- [Dataset items]:
■ ■ ■

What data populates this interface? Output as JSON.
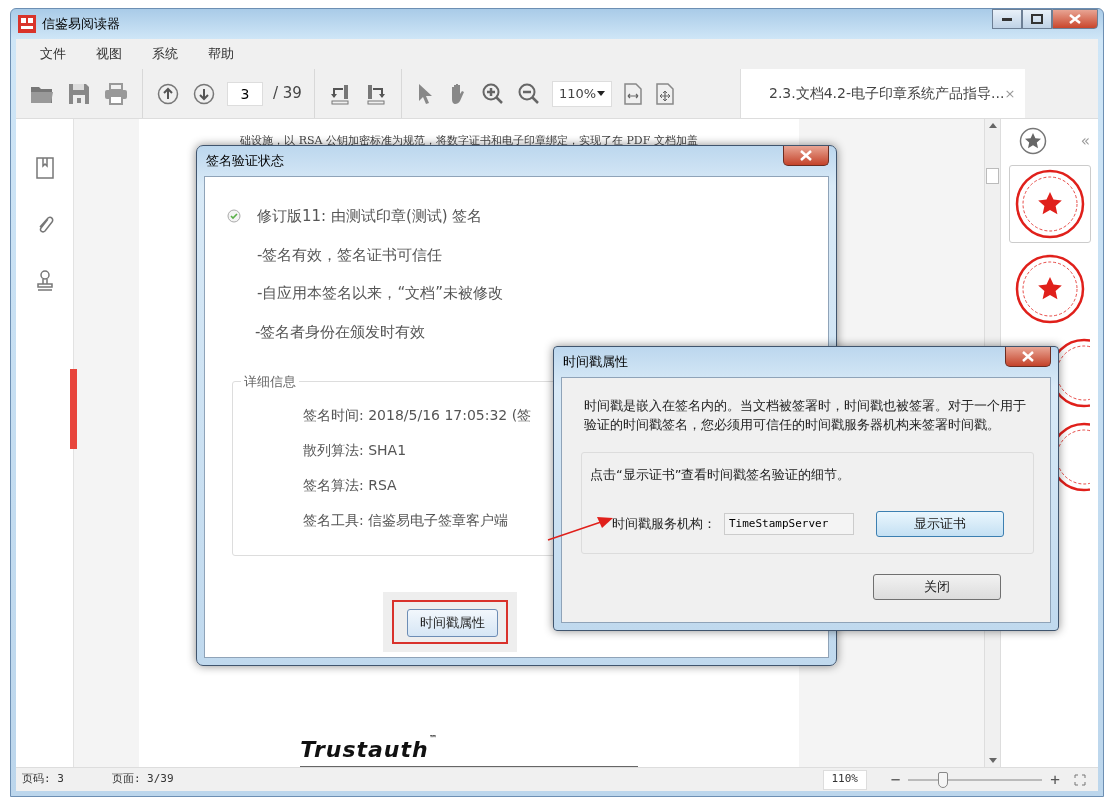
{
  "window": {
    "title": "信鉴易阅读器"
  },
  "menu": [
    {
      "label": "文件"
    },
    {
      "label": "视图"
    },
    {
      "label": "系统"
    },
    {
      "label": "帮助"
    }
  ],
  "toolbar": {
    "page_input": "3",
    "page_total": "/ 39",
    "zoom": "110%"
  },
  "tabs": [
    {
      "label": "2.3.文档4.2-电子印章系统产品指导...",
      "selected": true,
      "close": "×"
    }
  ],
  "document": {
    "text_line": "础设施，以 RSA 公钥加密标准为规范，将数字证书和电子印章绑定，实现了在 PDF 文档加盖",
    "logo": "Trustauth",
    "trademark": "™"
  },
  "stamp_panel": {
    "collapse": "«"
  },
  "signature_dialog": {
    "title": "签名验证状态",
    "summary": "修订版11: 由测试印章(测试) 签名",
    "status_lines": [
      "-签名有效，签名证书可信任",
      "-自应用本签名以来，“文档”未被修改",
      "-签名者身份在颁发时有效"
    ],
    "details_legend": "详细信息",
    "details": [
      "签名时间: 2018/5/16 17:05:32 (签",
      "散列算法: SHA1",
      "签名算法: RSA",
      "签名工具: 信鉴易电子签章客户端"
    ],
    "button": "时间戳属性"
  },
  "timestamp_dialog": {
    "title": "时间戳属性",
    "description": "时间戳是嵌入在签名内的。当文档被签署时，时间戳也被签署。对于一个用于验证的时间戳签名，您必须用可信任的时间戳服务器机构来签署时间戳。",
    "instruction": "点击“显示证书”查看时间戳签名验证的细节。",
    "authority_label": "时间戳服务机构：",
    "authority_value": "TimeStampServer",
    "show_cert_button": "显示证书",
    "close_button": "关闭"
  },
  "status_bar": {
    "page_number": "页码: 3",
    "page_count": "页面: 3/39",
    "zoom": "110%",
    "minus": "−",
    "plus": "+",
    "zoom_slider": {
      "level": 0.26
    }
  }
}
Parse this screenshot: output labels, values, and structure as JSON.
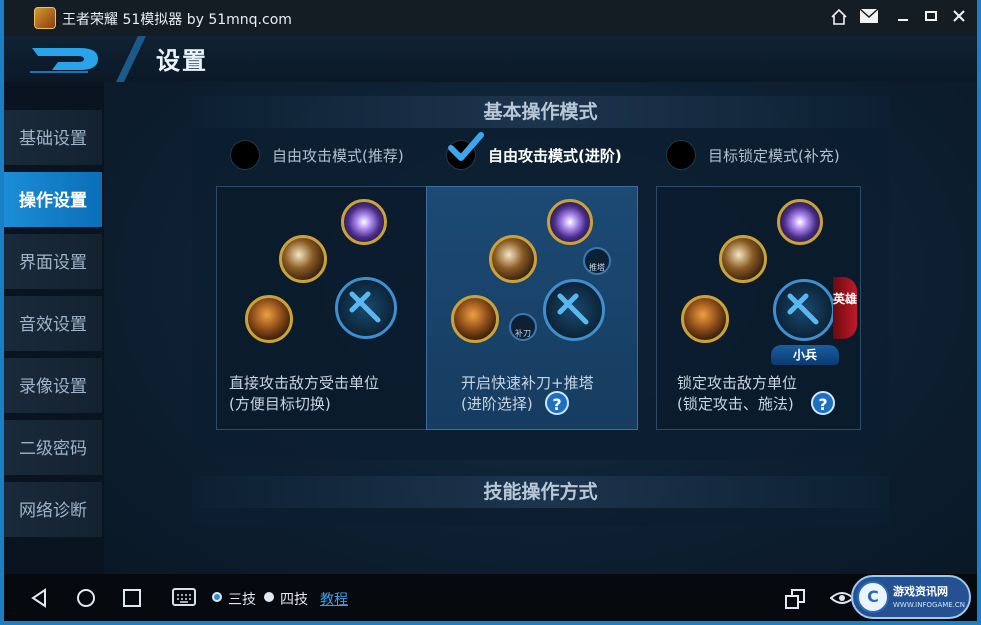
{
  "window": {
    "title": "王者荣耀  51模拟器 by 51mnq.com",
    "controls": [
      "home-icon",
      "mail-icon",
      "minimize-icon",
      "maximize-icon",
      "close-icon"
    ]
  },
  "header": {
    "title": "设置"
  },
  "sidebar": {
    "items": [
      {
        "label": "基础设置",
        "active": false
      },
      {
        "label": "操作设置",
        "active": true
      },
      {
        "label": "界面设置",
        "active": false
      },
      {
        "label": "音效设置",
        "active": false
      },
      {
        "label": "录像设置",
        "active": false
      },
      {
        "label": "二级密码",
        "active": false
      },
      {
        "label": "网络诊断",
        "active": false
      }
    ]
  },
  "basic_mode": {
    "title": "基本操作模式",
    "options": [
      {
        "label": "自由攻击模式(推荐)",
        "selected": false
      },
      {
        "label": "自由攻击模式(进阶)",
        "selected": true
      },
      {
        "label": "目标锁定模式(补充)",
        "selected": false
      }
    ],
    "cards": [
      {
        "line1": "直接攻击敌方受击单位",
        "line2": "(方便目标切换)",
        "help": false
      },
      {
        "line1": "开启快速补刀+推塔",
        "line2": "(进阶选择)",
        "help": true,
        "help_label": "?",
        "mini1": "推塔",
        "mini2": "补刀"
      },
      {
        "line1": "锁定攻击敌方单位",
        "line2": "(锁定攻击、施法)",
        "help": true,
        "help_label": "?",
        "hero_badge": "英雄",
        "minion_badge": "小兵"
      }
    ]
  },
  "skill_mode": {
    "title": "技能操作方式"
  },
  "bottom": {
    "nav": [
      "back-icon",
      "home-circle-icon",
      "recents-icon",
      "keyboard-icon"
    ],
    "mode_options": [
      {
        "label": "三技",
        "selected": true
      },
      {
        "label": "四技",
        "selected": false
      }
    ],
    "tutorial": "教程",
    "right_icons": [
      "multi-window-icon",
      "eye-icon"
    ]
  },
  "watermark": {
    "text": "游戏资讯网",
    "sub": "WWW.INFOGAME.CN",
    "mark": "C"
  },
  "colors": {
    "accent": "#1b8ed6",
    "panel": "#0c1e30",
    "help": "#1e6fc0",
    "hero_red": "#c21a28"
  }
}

■ ■ ■

- [Short problem]: Without the pictures, output the full listing exactly as it stands.

- [Task output]:
What data populates this interface? Output as JSON.
{
  "window": {
    "title": "信鉴易阅读器"
  },
  "menu": [
    {
      "label": "文件"
    },
    {
      "label": "视图"
    },
    {
      "label": "系统"
    },
    {
      "label": "帮助"
    }
  ],
  "toolbar": {
    "page_input": "3",
    "page_total": "/ 39",
    "zoom": "110%"
  },
  "tabs": [
    {
      "label": "2.3.文档4.2-电子印章系统产品指导...",
      "selected": true,
      "close": "×"
    }
  ],
  "document": {
    "text_line": "础设施，以 RSA 公钥加密标准为规范，将数字证书和电子印章绑定，实现了在 PDF 文档加盖",
    "logo": "Trustauth",
    "trademark": "™"
  },
  "stamp_panel": {
    "collapse": "«"
  },
  "signature_dialog": {
    "title": "签名验证状态",
    "summary": "修订版11: 由测试印章(测试) 签名",
    "status_lines": [
      "-签名有效，签名证书可信任",
      "-自应用本签名以来，“文档”未被修改",
      "-签名者身份在颁发时有效"
    ],
    "details_legend": "详细信息",
    "details": [
      "签名时间: 2018/5/16 17:05:32 (签",
      "散列算法: SHA1",
      "签名算法: RSA",
      "签名工具: 信鉴易电子签章客户端"
    ],
    "button": "时间戳属性"
  },
  "timestamp_dialog": {
    "title": "时间戳属性",
    "description": "时间戳是嵌入在签名内的。当文档被签署时，时间戳也被签署。对于一个用于验证的时间戳签名，您必须用可信任的时间戳服务器机构来签署时间戳。",
    "instruction": "点击“显示证书”查看时间戳签名验证的细节。",
    "authority_label": "时间戳服务机构：",
    "authority_value": "TimeStampServer",
    "show_cert_button": "显示证书",
    "close_button": "关闭"
  },
  "status_bar": {
    "page_number": "页码: 3",
    "page_count": "页面: 3/39",
    "zoom": "110%",
    "minus": "−",
    "plus": "+",
    "zoom_slider": {
      "level": 0.26
    }
  }
}
Parse this screenshot: output labels, values, and structure as JSON.
{
  "window": {
    "title": "王者荣耀  51模拟器 by 51mnq.com",
    "controls": [
      "home-icon",
      "mail-icon",
      "minimize-icon",
      "maximize-icon",
      "close-icon"
    ]
  },
  "header": {
    "title": "设置"
  },
  "sidebar": {
    "items": [
      {
        "label": "基础设置",
        "active": false
      },
      {
        "label": "操作设置",
        "active": true
      },
      {
        "label": "界面设置",
        "active": false
      },
      {
        "label": "音效设置",
        "active": false
      },
      {
        "label": "录像设置",
        "active": false
      },
      {
        "label": "二级密码",
        "active": false
      },
      {
        "label": "网络诊断",
        "active": false
      }
    ]
  },
  "basic_mode": {
    "title": "基本操作模式",
    "options": [
      {
        "label": "自由攻击模式(推荐)",
        "selected": false
      },
      {
        "label": "自由攻击模式(进阶)",
        "selected": true
      },
      {
        "label": "目标锁定模式(补充)",
        "selected": false
      }
    ],
    "cards": [
      {
        "line1": "直接攻击敌方受击单位",
        "line2": "(方便目标切换)",
        "help": false
      },
      {
        "line1": "开启快速补刀+推塔",
        "line2": "(进阶选择)",
        "help": true,
        "help_label": "?",
        "mini1": "推塔",
        "mini2": "补刀"
      },
      {
        "line1": "锁定攻击敌方单位",
        "line2": "(锁定攻击、施法)",
        "help": true,
        "help_label": "?",
        "hero_badge": "英雄",
        "minion_badge": "小兵"
      }
    ]
  },
  "skill_mode": {
    "title": "技能操作方式"
  },
  "bottom": {
    "nav": [
      "back-icon",
      "home-circle-icon",
      "recents-icon",
      "keyboard-icon"
    ],
    "mode_options": [
      {
        "label": "三技",
        "selected": true
      },
      {
        "label": "四技",
        "selected": false
      }
    ],
    "tutorial": "教程",
    "right_icons": [
      "multi-window-icon",
      "eye-icon"
    ]
  },
  "watermark": {
    "text": "游戏资讯网",
    "sub": "WWW.INFOGAME.CN",
    "mark": "C"
  },
  "colors": {
    "accent": "#1b8ed6",
    "panel": "#0c1e30",
    "help": "#1e6fc0",
    "hero_red": "#c21a28"
  }
}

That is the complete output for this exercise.